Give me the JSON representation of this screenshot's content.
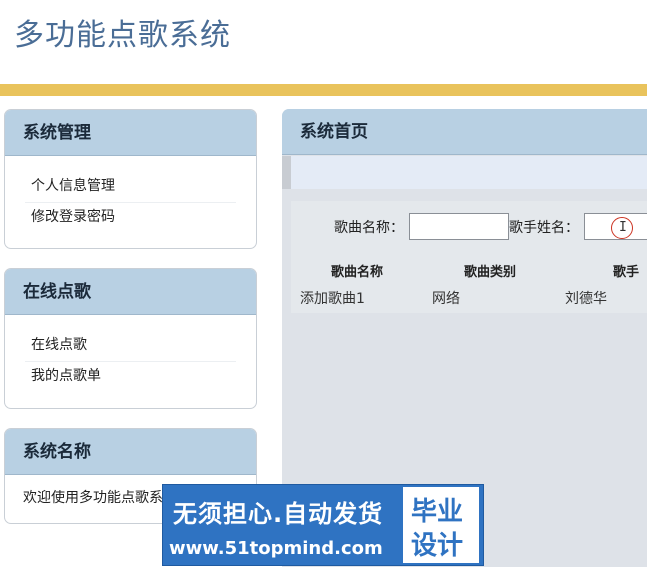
{
  "header": {
    "title": "多功能点歌系统"
  },
  "sidebar": {
    "panels": [
      {
        "title": "系统管理",
        "items": [
          {
            "label": "个人信息管理"
          },
          {
            "label": "修改登录密码"
          }
        ]
      },
      {
        "title": "在线点歌",
        "items": [
          {
            "label": "在线点歌"
          },
          {
            "label": "我的点歌单"
          }
        ]
      },
      {
        "title": "系统名称",
        "text": "欢迎使用多功能点歌系"
      }
    ]
  },
  "main": {
    "title": "系统首页",
    "search": {
      "song_label": "歌曲名称：",
      "song_value": "",
      "singer_label": "歌手姓名：",
      "singer_value": ""
    },
    "grid": {
      "columns": [
        "歌曲名称",
        "歌曲类别",
        "歌手"
      ],
      "rows": [
        [
          "添加歌曲1",
          "网络",
          "刘德华"
        ]
      ]
    }
  },
  "watermark": {
    "line1": "无须担心.自动发货",
    "line2": "www.51topmind.com",
    "badge_line1": "毕业",
    "badge_line2": "设计"
  },
  "colors": {
    "accent_bar": "#e9c35c",
    "panel_header": "#b8d0e3",
    "title_text": "#4a6d96",
    "watermark_bg": "#2f73c2"
  }
}
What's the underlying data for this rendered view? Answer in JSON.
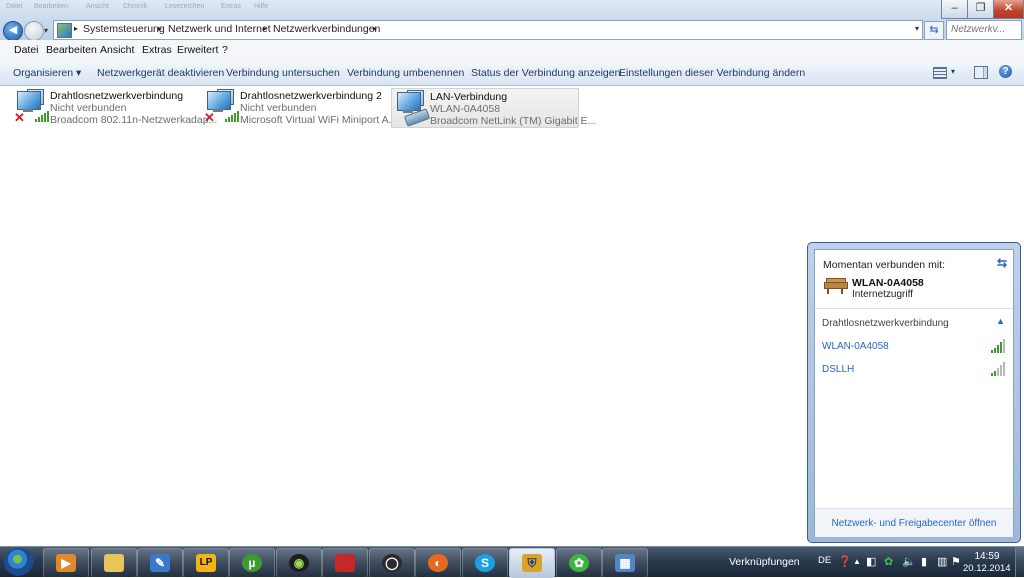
{
  "window": {
    "ghost_menu": [
      "Datei",
      "Bearbeiten",
      "Ansicht",
      "Chronik",
      "Lesezeichen",
      "Extras",
      "Hilfe"
    ],
    "controls": {
      "minimize": "–",
      "maximize": "❐",
      "close": "✕"
    }
  },
  "address": {
    "breadcrumb": [
      "Systemsteuerung",
      "Netzwerk und Internet",
      "Netzwerkverbindungen"
    ],
    "separator": "▸",
    "search_placeholder": "Netzwerkv..."
  },
  "menu": [
    "Datei",
    "Bearbeiten",
    "Ansicht",
    "Extras",
    "Erweitert",
    "?"
  ],
  "commands": [
    "Organisieren ▾",
    "Netzwerkgerät deaktivieren",
    "Verbindung untersuchen",
    "Verbindung umbenennen",
    "Status der Verbindung anzeigen",
    "Einstellungen dieser Verbindung ändern"
  ],
  "connections": [
    {
      "name": "Drahtlosnetzwerkverbindung",
      "status": "Nicht verbunden",
      "device": "Broadcom 802.11n-Netzwerkadap...",
      "icon": "wireless-disconnected-icon"
    },
    {
      "name": "Drahtlosnetzwerkverbindung 2",
      "status": "Nicht verbunden",
      "device": "Microsoft Virtual WiFi Miniport A...",
      "icon": "wireless-disconnected-icon"
    },
    {
      "name": "LAN-Verbindung",
      "status": "WLAN-0A4058",
      "device": "Broadcom NetLink (TM) Gigabit E...",
      "icon": "lan-connected-icon"
    }
  ],
  "flyout": {
    "header": "Momentan verbunden mit:",
    "current_network": "WLAN-0A4058",
    "current_access": "Internetzugriff",
    "section": "Drahtlosnetzwerkverbindung",
    "networks": [
      {
        "name": "WLAN-0A4058",
        "signal_bars": 4
      },
      {
        "name": "DSLLH",
        "signal_bars": 2
      }
    ],
    "footer_link": "Netzwerk- und Freigabecenter öffnen"
  },
  "taskbar": {
    "apps": [
      "media-player-icon",
      "explorer-icon",
      "paint-icon",
      "lastpass-icon",
      "utorrent-icon",
      "app-icon",
      "notebook-icon",
      "search-app-icon",
      "firefox-icon",
      "skype-icon",
      "security-icon",
      "icq-icon",
      "control-panel-icon"
    ],
    "toolbar_label": "Verknüpfungen",
    "language": "DE",
    "time": "14:59",
    "date": "20.12.2014"
  },
  "colors": {
    "accent": "#2a66bf",
    "signal": "#3c9b2c",
    "error": "#d21a1a"
  }
}
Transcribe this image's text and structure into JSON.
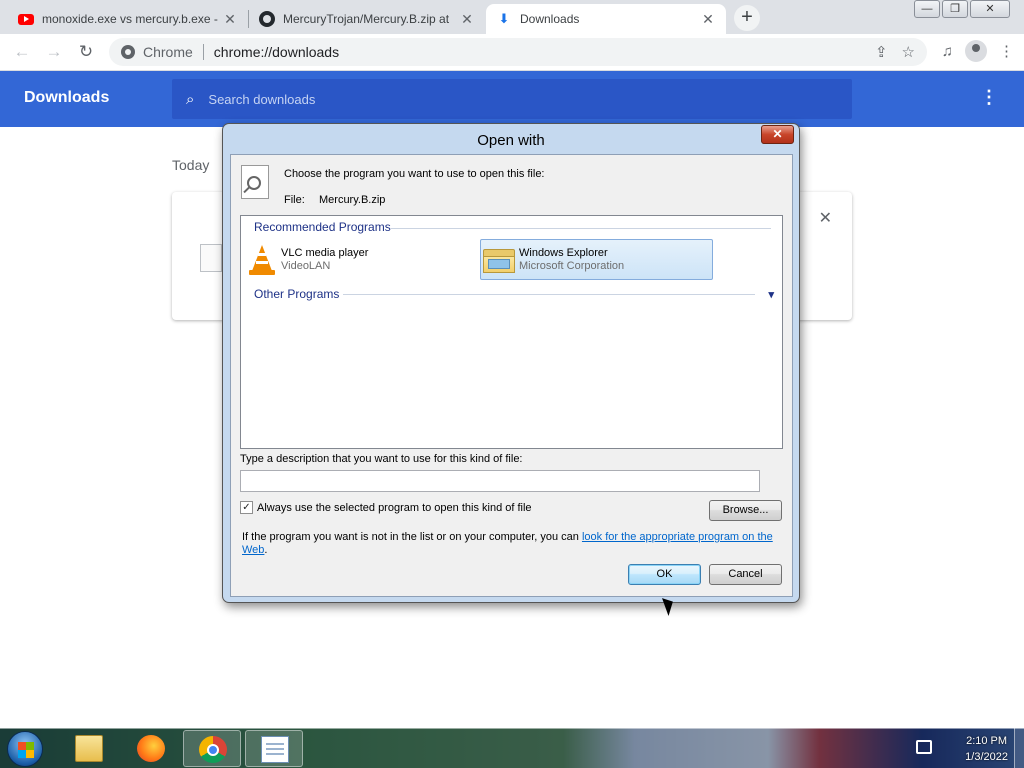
{
  "browser": {
    "tabs": [
      {
        "title": "monoxide.exe vs mercury.b.exe -",
        "icon": "youtube-icon",
        "close": "✕"
      },
      {
        "title": "MercuryTrojan/Mercury.B.zip at",
        "icon": "github-icon",
        "close": "✕"
      },
      {
        "title": "Downloads",
        "icon": "download-icon",
        "close": "✕"
      }
    ],
    "new_tab": "+",
    "window_buttons": {
      "minimize": "—",
      "restore": "❐",
      "close": "✕"
    },
    "omnibox": {
      "site": "Chrome",
      "url": "chrome://downloads"
    }
  },
  "downloads": {
    "title": "Downloads",
    "search_placeholder": "Search downloads",
    "section": "Today",
    "remove": "✕"
  },
  "dialog": {
    "title": "Open with",
    "close": "✕",
    "prompt": "Choose the program you want to use to open this file:",
    "file_label": "File:",
    "file_name": "Mercury.B.zip",
    "recommended_header": "Recommended Programs",
    "other_header": "Other Programs",
    "programs": [
      {
        "name": "VLC media player",
        "vendor": "VideoLAN",
        "selected": false
      },
      {
        "name": "Windows Explorer",
        "vendor": "Microsoft Corporation",
        "selected": true
      }
    ],
    "description_label": "Type a description that you want to use for this kind of file:",
    "description_value": "",
    "always_label": "Always use the selected program to open this kind of file",
    "always_checked": true,
    "browse_label": "Browse...",
    "web_note": "If the program you want is not in the list or on your computer, you can ",
    "web_link": "look for the appropriate program on the Web",
    "web_note_end": ".",
    "ok_label": "OK",
    "cancel_label": "Cancel"
  },
  "taskbar": {
    "time": "2:10 PM",
    "date": "1/3/2022",
    "items": [
      "folder-icon",
      "firefox-icon",
      "chrome-icon",
      "notepad-icon"
    ]
  }
}
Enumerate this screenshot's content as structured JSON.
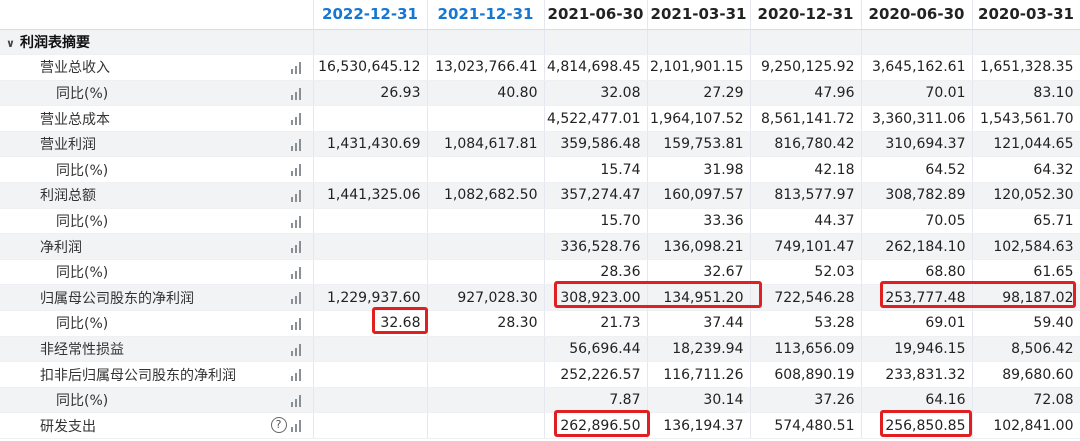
{
  "columns": [
    "2022-12-31",
    "2021-12-31",
    "2021-06-30",
    "2021-03-31",
    "2020-12-31",
    "2020-06-30",
    "2020-03-31"
  ],
  "section": {
    "label": "利润表摘要"
  },
  "rows": [
    {
      "label": "营业总收入",
      "sub": false,
      "help": false,
      "values": [
        "16,530,645.12",
        "13,023,766.41",
        "4,814,698.45",
        "2,101,901.15",
        "9,250,125.92",
        "3,645,162.61",
        "1,651,328.35"
      ]
    },
    {
      "label": "同比(%)",
      "sub": true,
      "help": false,
      "values": [
        "26.93",
        "40.80",
        "32.08",
        "27.29",
        "47.96",
        "70.01",
        "83.10"
      ]
    },
    {
      "label": "营业总成本",
      "sub": false,
      "help": false,
      "values": [
        "",
        "",
        "4,522,477.01",
        "1,964,107.52",
        "8,561,141.72",
        "3,360,311.06",
        "1,543,561.70"
      ]
    },
    {
      "label": "营业利润",
      "sub": false,
      "help": false,
      "values": [
        "1,431,430.69",
        "1,084,617.81",
        "359,586.48",
        "159,753.81",
        "816,780.42",
        "310,694.37",
        "121,044.65"
      ]
    },
    {
      "label": "同比(%)",
      "sub": true,
      "help": false,
      "values": [
        "",
        "",
        "15.74",
        "31.98",
        "42.18",
        "64.52",
        "64.32"
      ]
    },
    {
      "label": "利润总额",
      "sub": false,
      "help": false,
      "values": [
        "1,441,325.06",
        "1,082,682.50",
        "357,274.47",
        "160,097.57",
        "813,577.97",
        "308,782.89",
        "120,052.30"
      ]
    },
    {
      "label": "同比(%)",
      "sub": true,
      "help": false,
      "values": [
        "",
        "",
        "15.70",
        "33.36",
        "44.37",
        "70.05",
        "65.71"
      ]
    },
    {
      "label": "净利润",
      "sub": false,
      "help": false,
      "values": [
        "",
        "",
        "336,528.76",
        "136,098.21",
        "749,101.47",
        "262,184.10",
        "102,584.63"
      ]
    },
    {
      "label": "同比(%)",
      "sub": true,
      "help": false,
      "values": [
        "",
        "",
        "28.36",
        "32.67",
        "52.03",
        "68.80",
        "61.65"
      ]
    },
    {
      "label": "归属母公司股东的净利润",
      "sub": false,
      "help": false,
      "values": [
        "1,229,937.60",
        "927,028.30",
        "308,923.00",
        "134,951.20",
        "722,546.28",
        "253,777.48",
        "98,187.02"
      ]
    },
    {
      "label": "同比(%)",
      "sub": true,
      "help": false,
      "values": [
        "32.68",
        "28.30",
        "21.73",
        "37.44",
        "53.28",
        "69.01",
        "59.40"
      ]
    },
    {
      "label": "非经常性损益",
      "sub": false,
      "help": false,
      "values": [
        "",
        "",
        "56,696.44",
        "18,239.94",
        "113,656.09",
        "19,946.15",
        "8,506.42"
      ]
    },
    {
      "label": "扣非后归属母公司股东的净利润",
      "sub": false,
      "help": false,
      "values": [
        "",
        "",
        "252,226.57",
        "116,711.26",
        "608,890.19",
        "233,831.32",
        "89,680.60"
      ]
    },
    {
      "label": "同比(%)",
      "sub": true,
      "help": false,
      "values": [
        "",
        "",
        "7.87",
        "30.14",
        "37.26",
        "64.16",
        "72.08"
      ]
    },
    {
      "label": "研发支出",
      "sub": false,
      "help": true,
      "values": [
        "",
        "",
        "262,896.50",
        "136,194.37",
        "574,480.51",
        "256,850.85",
        "102,841.00"
      ]
    }
  ],
  "colors": {
    "future_header": "#1677d2",
    "highlight": "#e02020",
    "alt_row": "#f2f3f5"
  },
  "icons": {
    "chart": "bar-chart-icon",
    "help": "question-circle-icon",
    "collapse": "chevron-down-icon"
  },
  "help_glyph": "?",
  "collapse_glyph": "∨"
}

## Requirements
Every line above that contains the word "WLAN" should be reported.

## Task result
      "status": "WLAN-0A4058",
    "current_network": "WLAN-0A4058",
        "name": "WLAN-0A4058",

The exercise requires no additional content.